Given exercise: Quote the listing below in its entirety.
■ ■ ■ ■ ■ ■ ■
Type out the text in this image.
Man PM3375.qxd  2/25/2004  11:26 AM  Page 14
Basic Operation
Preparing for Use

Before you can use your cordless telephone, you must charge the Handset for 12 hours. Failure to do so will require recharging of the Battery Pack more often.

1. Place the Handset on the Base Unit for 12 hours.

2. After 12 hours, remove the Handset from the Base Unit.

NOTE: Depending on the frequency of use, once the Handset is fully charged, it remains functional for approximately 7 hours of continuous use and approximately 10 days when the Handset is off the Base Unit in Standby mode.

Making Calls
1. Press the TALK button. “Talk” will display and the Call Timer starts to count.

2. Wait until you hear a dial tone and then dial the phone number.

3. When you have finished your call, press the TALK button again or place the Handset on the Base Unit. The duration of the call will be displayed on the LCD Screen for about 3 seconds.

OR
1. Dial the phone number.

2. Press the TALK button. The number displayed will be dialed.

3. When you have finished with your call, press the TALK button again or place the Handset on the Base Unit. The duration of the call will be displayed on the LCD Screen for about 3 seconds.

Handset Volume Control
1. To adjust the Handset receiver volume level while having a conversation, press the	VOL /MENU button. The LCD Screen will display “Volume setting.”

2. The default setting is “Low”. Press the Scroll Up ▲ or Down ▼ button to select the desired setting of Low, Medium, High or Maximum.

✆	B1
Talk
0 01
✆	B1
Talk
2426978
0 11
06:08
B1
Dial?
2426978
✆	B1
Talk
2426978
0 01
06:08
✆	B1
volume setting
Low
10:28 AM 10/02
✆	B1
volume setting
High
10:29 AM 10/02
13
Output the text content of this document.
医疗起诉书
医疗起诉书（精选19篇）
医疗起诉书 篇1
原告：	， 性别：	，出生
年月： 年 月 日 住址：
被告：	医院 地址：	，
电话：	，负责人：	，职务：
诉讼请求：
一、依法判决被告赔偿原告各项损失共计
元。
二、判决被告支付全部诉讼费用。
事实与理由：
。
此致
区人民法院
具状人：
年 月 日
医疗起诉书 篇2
■ ■ ■ ■ ■ ■ ■
Result:
Type out the text in this image.
Man PM3375.qxd  2/25/2004  11:26 AM  Page 14
Basic Operation
Preparing for Use

Before you can use your cordless telephone, you must charge the Handset for 12 hours. Failure to do so will require recharging of the Battery Pack more often.

1. Place the Handset on the Base Unit for 12 hours.

2. After 12 hours, remove the Handset from the Base Unit.

NOTE: Depending on the frequency of use, once the Handset is fully charged, it remains functional for approximately 7 hours of continuous use and approximately 10 days when the Handset is off the Base Unit in Standby mode.

Making Calls
1. Press the TALK button. “Talk” will display and the Call Timer starts to count.

2. Wait until you hear a dial tone and then dial the phone number.

3. When you have finished your call, press the TALK button again or place the Handset on the Base Unit. The duration of the call will be displayed on the LCD Screen for about 3 seconds.

OR
1. Dial the phone number.

2. Press the TALK button. The number displayed will be dialed.

3. When you have finished with your call, press the TALK button again or place the Handset on the Base Unit. The duration of the call will be displayed on the LCD Screen for about 3 seconds.

Handset Volume Control
1. To adjust the Handset receiver volume level while having a conversation, press the	VOL /MENU button. The LCD Screen will display “Volume setting.”

2. The default setting is “Low”. Press the Scroll Up ▲ or Down ▼ button to select the desired setting of Low, Medium, High or Maximum.

✆	B1
Talk
0 01
✆	B1
Talk
2426978
0 11
06:08
B1
Dial?
2426978
✆	B1
Talk
2426978
0 01
06:08
✆	B1
volume setting
Low
10:28 AM 10/02
✆	B1
volume setting
High
10:29 AM 10/02
13
Output the text content of this document.
医疗起诉书
医疗起诉书（精选19篇）
医疗起诉书 篇1
原告：	， 性别：	，出生
年月： 年 月 日 住址：
被告：	医院 地址：	，
电话：	，负责人：	，职务：
诉讼请求：
一、依法判决被告赔偿原告各项损失共计
元。
二、判决被告支付全部诉讼费用。
事实与理由：
。
此致
区人民法院
具状人：
年 月 日
医疗起诉书 篇2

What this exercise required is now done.